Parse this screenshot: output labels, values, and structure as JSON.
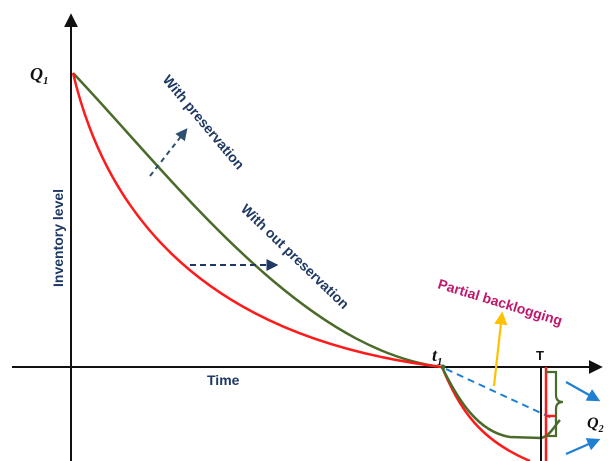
{
  "labels": {
    "q1": "Q",
    "q1_sub": "1",
    "q2": "Q",
    "q2_sub": "2",
    "t1": "t",
    "t1_sub": "1",
    "T": "T",
    "y_axis": "Inventory level",
    "x_axis": "Time",
    "with_preservation": "With preservation",
    "without_preservation": "With out preservation",
    "partial_backlogging": "Partial backlogging"
  },
  "colors": {
    "with_preservation_curve": "#4a6b2a",
    "without_preservation_curve": "#ff1a1a",
    "axis": "#111111",
    "annotation_text": "#1f3864",
    "arrow_dashed": "#2f4f6f",
    "backlog_text": "#c0186c",
    "backlog_arrow": "#ffc000",
    "q2_arrows": "#1f7fd0",
    "dashed_blue": "#1f7fd0"
  }
}
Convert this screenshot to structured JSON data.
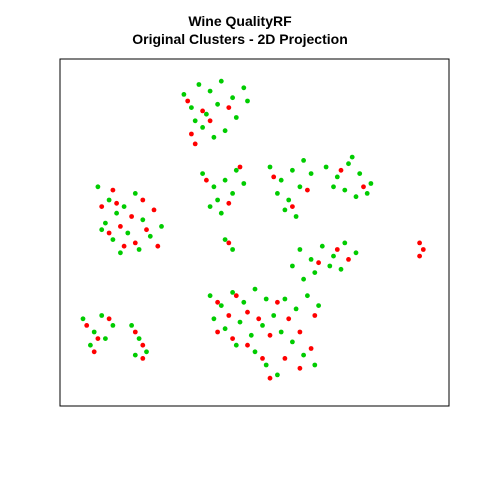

____

▶ _DIRECTIONS FOR THIS TASK_:
Pictures in the records above are left out; print everything else exactly as written.

▶ _WRITTEN REPLY_:
Parse this screenshot: output labels, values, and structure as JSON.
{
  "labels": {
    "q1": "Q",
    "q1_sub": "1",
    "q2": "Q",
    "q2_sub": "2",
    "t1": "t",
    "t1_sub": "1",
    "T": "T",
    "y_axis": "Inventory level",
    "x_axis": "Time",
    "with_preservation": "With preservation",
    "without_preservation": "With out preservation",
    "partial_backlogging": "Partial backlogging"
  },
  "colors": {
    "with_preservation_curve": "#4a6b2a",
    "without_preservation_curve": "#ff1a1a",
    "axis": "#111111",
    "annotation_text": "#1f3864",
    "arrow_dashed": "#2f4f6f",
    "backlog_text": "#c0186c",
    "backlog_arrow": "#ffc000",
    "q2_arrows": "#1f7fd0",
    "dashed_blue": "#1f7fd0"
  }
}
Convert this screenshot to structured JSON data.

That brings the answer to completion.